- _Text_:
□ □ □ □ □

Jonah Goldberg: Response to Michael Tomasky critique of "Liberal Fascism"
Michael Tomasky, reviewing my book, Liberal Fascism, in TheNew Republic, has performed a useful service. He combines every strategy the book’s critics have used to dismiss it. He runs down the supermarket aisles of the Left-wing blogosphere plucking every container of prepackaged piffle and throws them in his cart.
He concedes essential parts of the book’s argument while insisting that they are trivial, offers trivial objections as if they were essential, and throws in a few non-sequiturs, insults, and rank distortions to pad the piece. His one innovation is to extend his insults from me to my readers (who are said to have too much time on their hands), and then to conservatives generally. His review, though long, is a time-saver: Anyone who wants to know what the book’s liberal detractors are saying can consider it one-stop shopping.
Putting the Hack in Hackneyed
The insults are not especially entertaining. Tomasky leadenly says that the book “bored him out of [his] skull” and that it is “one of the most tedious and inane — and ultimately self-negating — books” he has ever read. Tastes differ, I suppose. I can take heart in the fact that Tom Wolfe, Thomas Sowell, Christopher Buckley, Paul Johnson, Richard Bernstein, and many other people whose judgment in these matters I respect, have found the book important, insightful, engaging, or at least enjoyable. Even David Oshinsky, a liberal historian who came to bury, not to praise, Liberal Fascism in the New York Times, nonetheless applauded the “witty intelligence” of its prose and called its final chapters “deliciously amusing.”
Concession Stand
After the insults come the concessions. “There is, to be sure, a little something to it,” he says and makes similar gestures elsewhere. Then follows the “we already knew this” argument that has appeared so often in the liberal reaction to the book. For instance, Tomasky writes that “we all understand that Mussolini showed little to no interest in oppressing Jews until quite late in his career.” Really? We all understand this? I’ve talked to scores of audiences about this book by now and had hundreds of conversations about this very issue (including with people who work for The New Republic), and in almost every instance people are surprised by how different the facts are from the conventional wisdom.

□ □ □ □ □

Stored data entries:

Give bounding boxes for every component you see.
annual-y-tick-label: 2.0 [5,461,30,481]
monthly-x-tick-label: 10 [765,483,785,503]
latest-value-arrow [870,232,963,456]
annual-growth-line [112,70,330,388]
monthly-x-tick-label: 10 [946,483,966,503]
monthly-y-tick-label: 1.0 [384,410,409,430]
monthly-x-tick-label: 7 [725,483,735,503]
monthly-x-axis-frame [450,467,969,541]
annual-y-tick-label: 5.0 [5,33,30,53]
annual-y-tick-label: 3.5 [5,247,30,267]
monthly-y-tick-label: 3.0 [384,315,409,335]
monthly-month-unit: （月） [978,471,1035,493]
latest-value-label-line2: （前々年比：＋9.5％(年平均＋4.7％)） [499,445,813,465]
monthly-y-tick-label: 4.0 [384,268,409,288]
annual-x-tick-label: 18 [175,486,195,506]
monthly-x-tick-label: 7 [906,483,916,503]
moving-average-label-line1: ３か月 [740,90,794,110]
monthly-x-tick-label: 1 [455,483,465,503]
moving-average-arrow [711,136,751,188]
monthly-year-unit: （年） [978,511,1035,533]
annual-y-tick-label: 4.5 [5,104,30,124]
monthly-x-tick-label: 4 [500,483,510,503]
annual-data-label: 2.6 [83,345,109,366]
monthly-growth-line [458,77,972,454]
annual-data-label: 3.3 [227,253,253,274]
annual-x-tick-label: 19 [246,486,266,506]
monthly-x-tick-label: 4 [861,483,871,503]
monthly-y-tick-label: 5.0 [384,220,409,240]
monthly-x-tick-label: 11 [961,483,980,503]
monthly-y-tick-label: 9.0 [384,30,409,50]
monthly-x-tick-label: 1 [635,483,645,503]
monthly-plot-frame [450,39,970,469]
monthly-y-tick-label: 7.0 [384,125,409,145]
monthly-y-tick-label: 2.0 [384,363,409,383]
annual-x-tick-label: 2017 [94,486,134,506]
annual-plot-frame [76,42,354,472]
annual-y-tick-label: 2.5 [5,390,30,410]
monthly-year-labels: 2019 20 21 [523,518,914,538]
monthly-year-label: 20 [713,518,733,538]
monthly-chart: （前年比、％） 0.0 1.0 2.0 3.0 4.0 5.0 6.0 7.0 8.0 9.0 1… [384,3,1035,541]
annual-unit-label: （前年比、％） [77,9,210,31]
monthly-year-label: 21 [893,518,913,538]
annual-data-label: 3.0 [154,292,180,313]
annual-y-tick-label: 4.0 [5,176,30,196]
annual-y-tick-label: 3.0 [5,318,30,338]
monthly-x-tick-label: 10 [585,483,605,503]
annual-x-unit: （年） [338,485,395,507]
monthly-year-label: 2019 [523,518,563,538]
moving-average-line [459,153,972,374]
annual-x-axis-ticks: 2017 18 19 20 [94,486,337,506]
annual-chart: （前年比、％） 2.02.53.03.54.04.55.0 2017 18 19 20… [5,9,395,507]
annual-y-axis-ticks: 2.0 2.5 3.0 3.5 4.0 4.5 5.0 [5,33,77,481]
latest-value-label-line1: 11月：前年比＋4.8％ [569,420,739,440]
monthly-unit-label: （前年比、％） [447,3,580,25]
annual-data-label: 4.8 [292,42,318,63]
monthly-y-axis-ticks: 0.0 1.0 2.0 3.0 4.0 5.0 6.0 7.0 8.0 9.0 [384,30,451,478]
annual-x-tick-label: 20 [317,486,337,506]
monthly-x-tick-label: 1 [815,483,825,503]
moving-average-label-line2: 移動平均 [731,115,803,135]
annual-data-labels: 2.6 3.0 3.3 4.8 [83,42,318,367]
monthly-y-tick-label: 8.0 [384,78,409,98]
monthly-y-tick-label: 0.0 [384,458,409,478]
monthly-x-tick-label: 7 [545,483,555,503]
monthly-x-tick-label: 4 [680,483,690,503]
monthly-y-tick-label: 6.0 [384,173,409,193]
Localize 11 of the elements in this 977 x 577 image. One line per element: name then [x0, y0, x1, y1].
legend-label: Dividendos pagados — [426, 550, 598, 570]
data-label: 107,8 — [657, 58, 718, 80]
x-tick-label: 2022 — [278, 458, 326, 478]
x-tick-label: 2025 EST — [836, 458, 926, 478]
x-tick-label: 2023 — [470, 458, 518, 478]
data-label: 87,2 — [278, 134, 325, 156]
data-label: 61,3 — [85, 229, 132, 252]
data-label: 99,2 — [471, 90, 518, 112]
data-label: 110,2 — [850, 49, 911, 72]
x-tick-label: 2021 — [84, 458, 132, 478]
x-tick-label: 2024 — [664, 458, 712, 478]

□ □ □ □ □

- _Problem A_:
In the text responding to Tomasky's review, which newspaper carried David Oshinsky's review of Liberal Fascism?
- _Problem B_:
Translate this sentence from the text responding to Tomasky's review into Spanish: "The insults are not especially entertaining."
- _Problem C_:
Write out everything in the text responding to Tomasky's review from "Michael Tomasky, reviewing" down to "in his cart.", swapping "cart" for "basket".

- _Exercise answer A_:
The New York Times.

- _Exercise answer B_:
Los insultos no son especialmente entretenidos.

- _Exercise answer C_:
Michael Tomasky, reviewing my book, Liberal Fascism, in TheNew Republic, has performed a useful service. He combines every strategy the book’s critics have used to dismiss it. He runs down the supermarket aisles of the Left-wing blogosphere plucking every container of prepackaged piffle and throws them in his basket.